In this exercise, return the whole listing exactly, excluding any images.

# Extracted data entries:
────────────────
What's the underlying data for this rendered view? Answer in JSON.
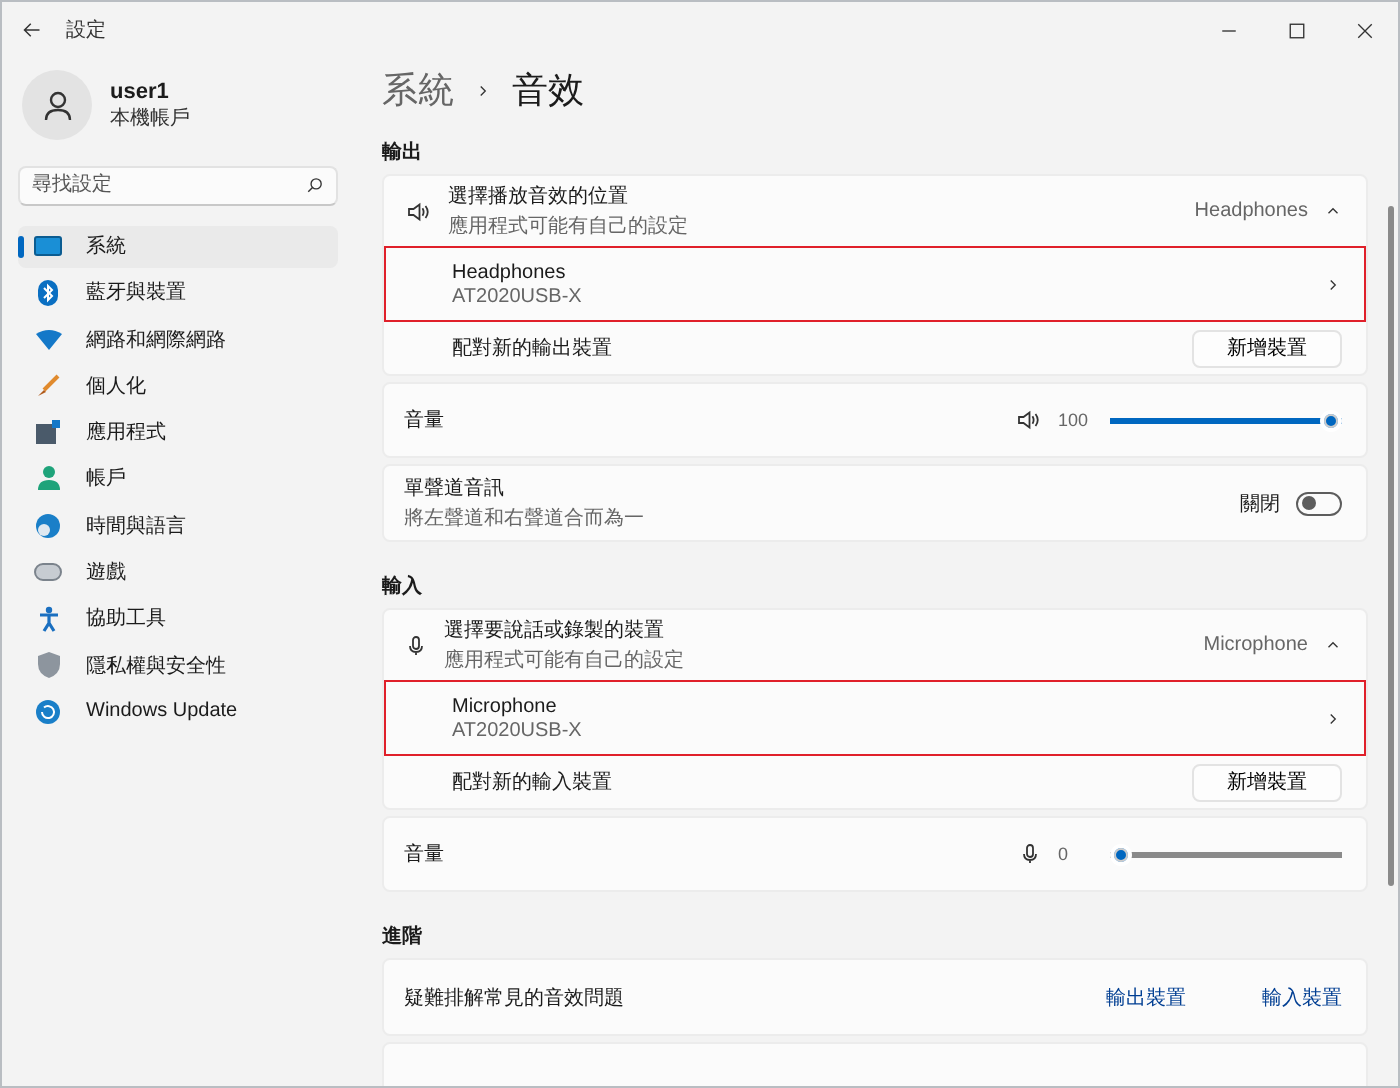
{
  "window": {
    "title": "設定"
  },
  "user": {
    "name": "user1",
    "account": "本機帳戶"
  },
  "search": {
    "placeholder": "尋找設定"
  },
  "nav": [
    {
      "label": "系統",
      "selected": true
    },
    {
      "label": "藍牙與裝置",
      "selected": false
    },
    {
      "label": "網路和網際網路",
      "selected": false
    },
    {
      "label": "個人化",
      "selected": false
    },
    {
      "label": "應用程式",
      "selected": false
    },
    {
      "label": "帳戶",
      "selected": false
    },
    {
      "label": "時間與語言",
      "selected": false
    },
    {
      "label": "遊戲",
      "selected": false
    },
    {
      "label": "協助工具",
      "selected": false
    },
    {
      "label": "隱私權與安全性",
      "selected": false
    },
    {
      "label": "Windows Update",
      "selected": false
    }
  ],
  "breadcrumb": [
    "系統",
    "音效"
  ],
  "sections": [
    {
      "heading": "輸出",
      "kind": "output",
      "groups": [
        {
          "kind": "picker",
          "title": "選擇播放音效的位置",
          "subtitle": "應用程式可能有自己的設定",
          "current": "Headphones",
          "expanded": true,
          "device": {
            "name": "Headphones",
            "detail": "AT2020USB-X",
            "highlighted": true
          },
          "pair": {
            "label": "配對新的輸出裝置",
            "button": "新增裝置"
          }
        },
        {
          "kind": "volume",
          "label": "音量",
          "reading": "100",
          "level": 1
        },
        {
          "kind": "toggle",
          "title": "單聲道音訊",
          "subtitle": "將左聲道和右聲道合而為一",
          "state_label": "關閉",
          "on": false
        }
      ]
    },
    {
      "heading": "輸入",
      "kind": "input",
      "groups": [
        {
          "kind": "picker",
          "title": "選擇要說話或錄製的裝置",
          "subtitle": "應用程式可能有自己的設定",
          "current": "Microphone",
          "expanded": true,
          "device": {
            "name": "Microphone",
            "detail": "AT2020USB-X",
            "highlighted": true
          },
          "pair": {
            "label": "配對新的輸入裝置",
            "button": "新增裝置"
          }
        },
        {
          "kind": "volume",
          "label": "音量",
          "reading": "0",
          "level": 0
        }
      ]
    },
    {
      "heading": "進階",
      "kind": "advanced",
      "groups": [
        {
          "kind": "links",
          "label": "疑難排解常見的音效問題",
          "links": [
            "輸出裝置",
            "輸入裝置"
          ]
        },
        {
          "kind": "stub"
        }
      ]
    }
  ]
}
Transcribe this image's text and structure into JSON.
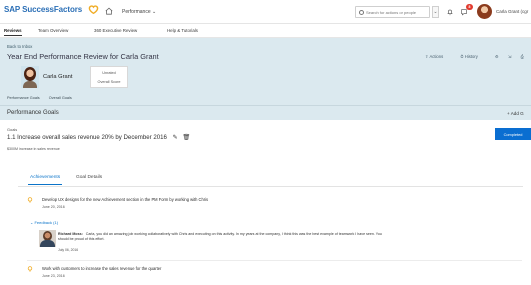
{
  "app": {
    "brand": "SAP SuccessFactors",
    "module": "Performance",
    "search_placeholder": "Search for actions or people",
    "notification_count": "8",
    "user_name": "Carla Grant (cgr"
  },
  "nav": {
    "tabs": [
      "Reviews",
      "Team Overview",
      "360 Executive Review",
      "Help & Tutorials"
    ]
  },
  "review": {
    "back_label": "Back to Inbox",
    "title": "Year End Performance Review for Carla Grant",
    "actions": [
      "Actions",
      "History"
    ],
    "person_name": "Carla Grant",
    "score_value": "Unrated",
    "score_label": "Overall Score",
    "sections": [
      "Performance Goals",
      "Overall Goals"
    ]
  },
  "performance_goals": {
    "heading": "Performance Goals",
    "add_goal_label": "+ Add G",
    "goals_label": "Goals",
    "goal_title": "1.1 Increase overall sales revenue 20% by December 2016",
    "goal_meta": "$300M increase in sales revenue",
    "complete_label": "Completed",
    "tabs": [
      "Achievements",
      "Goal Details"
    ],
    "achievements": [
      {
        "title": "Develop UX designs for the new Achievement section in the PM Form by working with Chris",
        "date": "June 20, 2016"
      },
      {
        "title": "Work with customers to increase the sales revenue for the quarter",
        "date": "June 23, 2016"
      }
    ],
    "feedback": {
      "link": "Feedback (1)",
      "name": "Richard Moss:",
      "text": "Carla, you did an amazing job working collaboratively with Chris and executing on this activity.  In my years at the company, I think this was the best example of teamwork I have seen.  You should be proud of this effort.",
      "date": "July 06, 2016"
    }
  },
  "colors": {
    "brand_blue": "#2b6fb6",
    "header_bg": "#dbe9ef",
    "primary_button": "#0a6ed1",
    "link_blue": "#0b74c9",
    "badge_red": "#e23a2e",
    "lightbulb": "#f0ad27"
  }
}
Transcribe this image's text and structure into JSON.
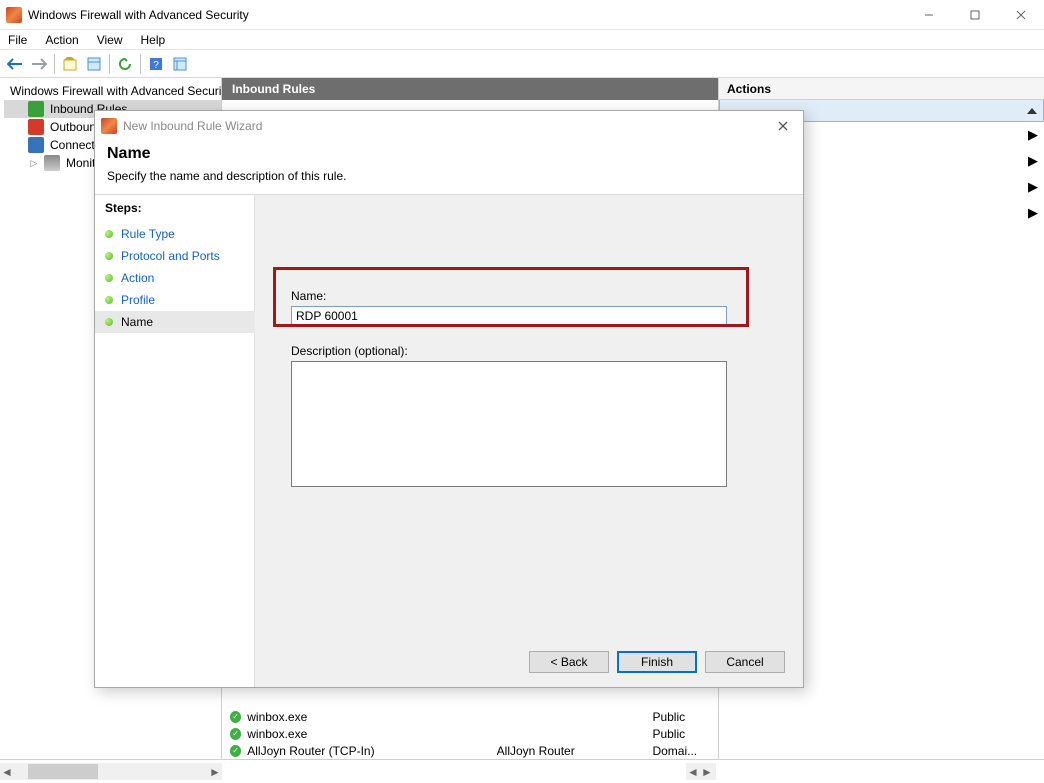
{
  "window": {
    "title": "Windows Firewall with Advanced Security"
  },
  "menubar": [
    "File",
    "Action",
    "View",
    "Help"
  ],
  "tree": {
    "root": "Windows Firewall with Advanced Security",
    "items": [
      "Inbound Rules",
      "Outbound Rules",
      "Connection Security Rules",
      "Monitoring"
    ]
  },
  "mid": {
    "header": "Inbound Rules",
    "visible_rules": [
      {
        "name": "winbox.exe",
        "group": "",
        "profile": "Public"
      },
      {
        "name": "winbox.exe",
        "group": "",
        "profile": "Public"
      },
      {
        "name": "AllJoyn Router (TCP-In)",
        "group": "AllJoyn Router",
        "profile": "Domai..."
      }
    ]
  },
  "actions": {
    "header": "Actions"
  },
  "dialog": {
    "title": "New Inbound Rule Wizard",
    "heading": "Name",
    "subheading": "Specify the name and description of this rule.",
    "steps_label": "Steps:",
    "steps": [
      "Rule Type",
      "Protocol and Ports",
      "Action",
      "Profile",
      "Name"
    ],
    "active_step": "Name",
    "name_label": "Name:",
    "name_value": "RDP 60001",
    "desc_label": "Description (optional):",
    "desc_value": "",
    "btn_back": "< Back",
    "btn_finish": "Finish",
    "btn_cancel": "Cancel"
  }
}
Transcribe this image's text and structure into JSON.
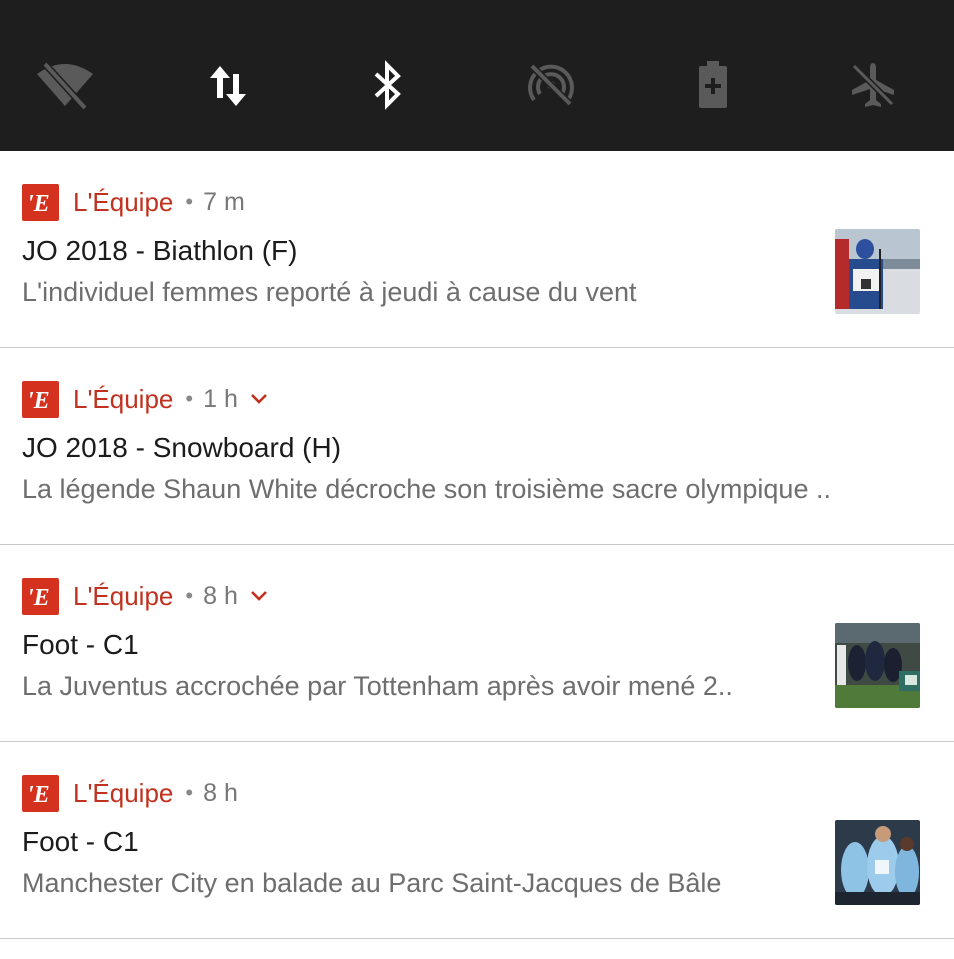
{
  "quick_settings": {
    "icons": [
      {
        "name": "wifi-off-icon",
        "state": "off"
      },
      {
        "name": "mobile-data-icon",
        "state": "on"
      },
      {
        "name": "bluetooth-icon",
        "state": "on"
      },
      {
        "name": "hotspot-off-icon",
        "state": "off"
      },
      {
        "name": "battery-saver-icon",
        "state": "off"
      },
      {
        "name": "airplane-mode-icon",
        "state": "off"
      }
    ],
    "colors": {
      "background": "#1e1e1e",
      "on": "#ffffff",
      "off": "#5a5a5a"
    }
  },
  "notifications": [
    {
      "app": "L'Équipe",
      "time": "7 m",
      "expandable": false,
      "title": "JO 2018 - Biathlon (F)",
      "text": "L'individuel femmes reporté à jeudi à cause du vent",
      "has_thumbnail": true
    },
    {
      "app": "L'Équipe",
      "time": "1 h",
      "expandable": true,
      "title": "JO 2018 - Snowboard (H)",
      "text": "La légende Shaun White décroche son troisième sacre olympique ..",
      "has_thumbnail": false
    },
    {
      "app": "L'Équipe",
      "time": "8 h",
      "expandable": true,
      "title": "Foot - C1",
      "text": "La Juventus accrochée par Tottenham après avoir mené 2..",
      "has_thumbnail": true
    },
    {
      "app": "L'Équipe",
      "time": "8 h",
      "expandable": false,
      "title": "Foot - C1",
      "text": "Manchester City en balade au Parc Saint-Jacques de Bâle",
      "has_thumbnail": true
    }
  ],
  "brand": {
    "accent": "#d4311f",
    "logo_letter": "'E"
  },
  "separator": "•"
}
────────────────
# RESPONSE FOR THIS EXERCISE:
What's the underlying data for this rendered view? Answer in JSON.
{
  "window": {
    "title": "設定"
  },
  "user": {
    "name": "user1",
    "account": "本機帳戶"
  },
  "search": {
    "placeholder": "尋找設定"
  },
  "nav": [
    {
      "label": "系統",
      "selected": true
    },
    {
      "label": "藍牙與裝置",
      "selected": false
    },
    {
      "label": "網路和網際網路",
      "selected": false
    },
    {
      "label": "個人化",
      "selected": false
    },
    {
      "label": "應用程式",
      "selected": false
    },
    {
      "label": "帳戶",
      "selected": false
    },
    {
      "label": "時間與語言",
      "selected": false
    },
    {
      "label": "遊戲",
      "selected": false
    },
    {
      "label": "協助工具",
      "selected": false
    },
    {
      "label": "隱私權與安全性",
      "selected": false
    },
    {
      "label": "Windows Update",
      "selected": false
    }
  ],
  "breadcrumb": [
    "系統",
    "音效"
  ],
  "sections": [
    {
      "heading": "輸出",
      "kind": "output",
      "groups": [
        {
          "kind": "picker",
          "title": "選擇播放音效的位置",
          "subtitle": "應用程式可能有自己的設定",
          "current": "Headphones",
          "expanded": true,
          "device": {
            "name": "Headphones",
            "detail": "AT2020USB-X",
            "highlighted": true
          },
          "pair": {
            "label": "配對新的輸出裝置",
            "button": "新增裝置"
          }
        },
        {
          "kind": "volume",
          "label": "音量",
          "reading": "100",
          "level": 1
        },
        {
          "kind": "toggle",
          "title": "單聲道音訊",
          "subtitle": "將左聲道和右聲道合而為一",
          "state_label": "關閉",
          "on": false
        }
      ]
    },
    {
      "heading": "輸入",
      "kind": "input",
      "groups": [
        {
          "kind": "picker",
          "title": "選擇要說話或錄製的裝置",
          "subtitle": "應用程式可能有自己的設定",
          "current": "Microphone",
          "expanded": true,
          "device": {
            "name": "Microphone",
            "detail": "AT2020USB-X",
            "highlighted": true
          },
          "pair": {
            "label": "配對新的輸入裝置",
            "button": "新增裝置"
          }
        },
        {
          "kind": "volume",
          "label": "音量",
          "reading": "0",
          "level": 0
        }
      ]
    },
    {
      "heading": "進階",
      "kind": "advanced",
      "groups": [
        {
          "kind": "links",
          "label": "疑難排解常見的音效問題",
          "links": [
            "輸出裝置",
            "輸入裝置"
          ]
        },
        {
          "kind": "stub"
        }
      ]
    }
  ]
}
Transcribe this image's text and structure into JSON.
{
  "app": {
    "brand": "SAP SuccessFactors",
    "module": "Performance",
    "search_placeholder": "Search for actions or people",
    "notification_count": "8",
    "user_name": "Carla Grant (cgr"
  },
  "nav": {
    "tabs": [
      "Reviews",
      "Team Overview",
      "360 Executive Review",
      "Help & Tutorials"
    ]
  },
  "review": {
    "back_label": "Back to Inbox",
    "title": "Year End Performance Review for Carla Grant",
    "actions": [
      "Actions",
      "History"
    ],
    "person_name": "Carla Grant",
    "score_value": "Unrated",
    "score_label": "Overall Score",
    "sections": [
      "Performance Goals",
      "Overall Goals"
    ]
  },
  "performance_goals": {
    "heading": "Performance Goals",
    "add_goal_label": "+ Add G",
    "goals_label": "Goals",
    "goal_title": "1.1 Increase overall sales revenue 20% by December 2016",
    "goal_meta": "$300M increase in sales revenue",
    "complete_label": "Completed",
    "tabs": [
      "Achievements",
      "Goal Details"
    ],
    "achievements": [
      {
        "title": "Develop UX designs for the new Achievement section in the PM Form by working with Chris",
        "date": "June 20, 2016"
      },
      {
        "title": "Work with customers to increase the sales revenue for the quarter",
        "date": "June 23, 2016"
      }
    ],
    "feedback": {
      "link": "Feedback (1)",
      "name": "Richard Moss:",
      "text": "Carla, you did an amazing job working collaboratively with Chris and executing on this activity.  In my years at the company, I think this was the best example of teamwork I have seen.  You should be proud of this effort.",
      "date": "July 06, 2016"
    }
  },
  "colors": {
    "brand_blue": "#2b6fb6",
    "header_bg": "#dbe9ef",
    "primary_button": "#0a6ed1",
    "link_blue": "#0b74c9",
    "badge_red": "#e23a2e",
    "lightbulb": "#f0ad27"
  }
}
Transcribe this image's text and structure into JSON.
{
  "window": {
    "title": "Windows Firewall with Advanced Security"
  },
  "menubar": [
    "File",
    "Action",
    "View",
    "Help"
  ],
  "tree": {
    "root": "Windows Firewall with Advanced Security",
    "items": [
      "Inbound Rules",
      "Outbound Rules",
      "Connection Security Rules",
      "Monitoring"
    ]
  },
  "mid": {
    "header": "Inbound Rules",
    "visible_rules": [
      {
        "name": "winbox.exe",
        "group": "",
        "profile": "Public"
      },
      {
        "name": "winbox.exe",
        "group": "",
        "profile": "Public"
      },
      {
        "name": "AllJoyn Router (TCP-In)",
        "group": "AllJoyn Router",
        "profile": "Domai..."
      }
    ]
  },
  "actions": {
    "header": "Actions"
  },
  "dialog": {
    "title": "New Inbound Rule Wizard",
    "heading": "Name",
    "subheading": "Specify the name and description of this rule.",
    "steps_label": "Steps:",
    "steps": [
      "Rule Type",
      "Protocol and Ports",
      "Action",
      "Profile",
      "Name"
    ],
    "active_step": "Name",
    "name_label": "Name:",
    "name_value": "RDP 60001",
    "desc_label": "Description (optional):",
    "desc_value": "",
    "btn_back": "< Back",
    "btn_finish": "Finish",
    "btn_cancel": "Cancel"
  }
}
Transcribe this image's text and structure into JSON.
{
  "quick_settings": {
    "icons": [
      {
        "name": "wifi-off-icon",
        "state": "off"
      },
      {
        "name": "mobile-data-icon",
        "state": "on"
      },
      {
        "name": "bluetooth-icon",
        "state": "on"
      },
      {
        "name": "hotspot-off-icon",
        "state": "off"
      },
      {
        "name": "battery-saver-icon",
        "state": "off"
      },
      {
        "name": "airplane-mode-icon",
        "state": "off"
      }
    ],
    "colors": {
      "background": "#1e1e1e",
      "on": "#ffffff",
      "off": "#5a5a5a"
    }
  },
  "notifications": [
    {
      "app": "L'Équipe",
      "time": "7 m",
      "expandable": false,
      "title": "JO 2018 - Biathlon (F)",
      "text": "L'individuel femmes reporté à jeudi à cause du vent",
      "has_thumbnail": true
    },
    {
      "app": "L'Équipe",
      "time": "1 h",
      "expandable": true,
      "title": "JO 2018 - Snowboard (H)",
      "text": "La légende Shaun White décroche son troisième sacre olympique ..",
      "has_thumbnail": false
    },
    {
      "app": "L'Équipe",
      "time": "8 h",
      "expandable": true,
      "title": "Foot - C1",
      "text": "La Juventus accrochée par Tottenham après avoir mené 2..",
      "has_thumbnail": true
    },
    {
      "app": "L'Équipe",
      "time": "8 h",
      "expandable": false,
      "title": "Foot - C1",
      "text": "Manchester City en balade au Parc Saint-Jacques de Bâle",
      "has_thumbnail": true
    }
  ],
  "brand": {
    "accent": "#d4311f",
    "logo_letter": "'E"
  },
  "separator": "•"
}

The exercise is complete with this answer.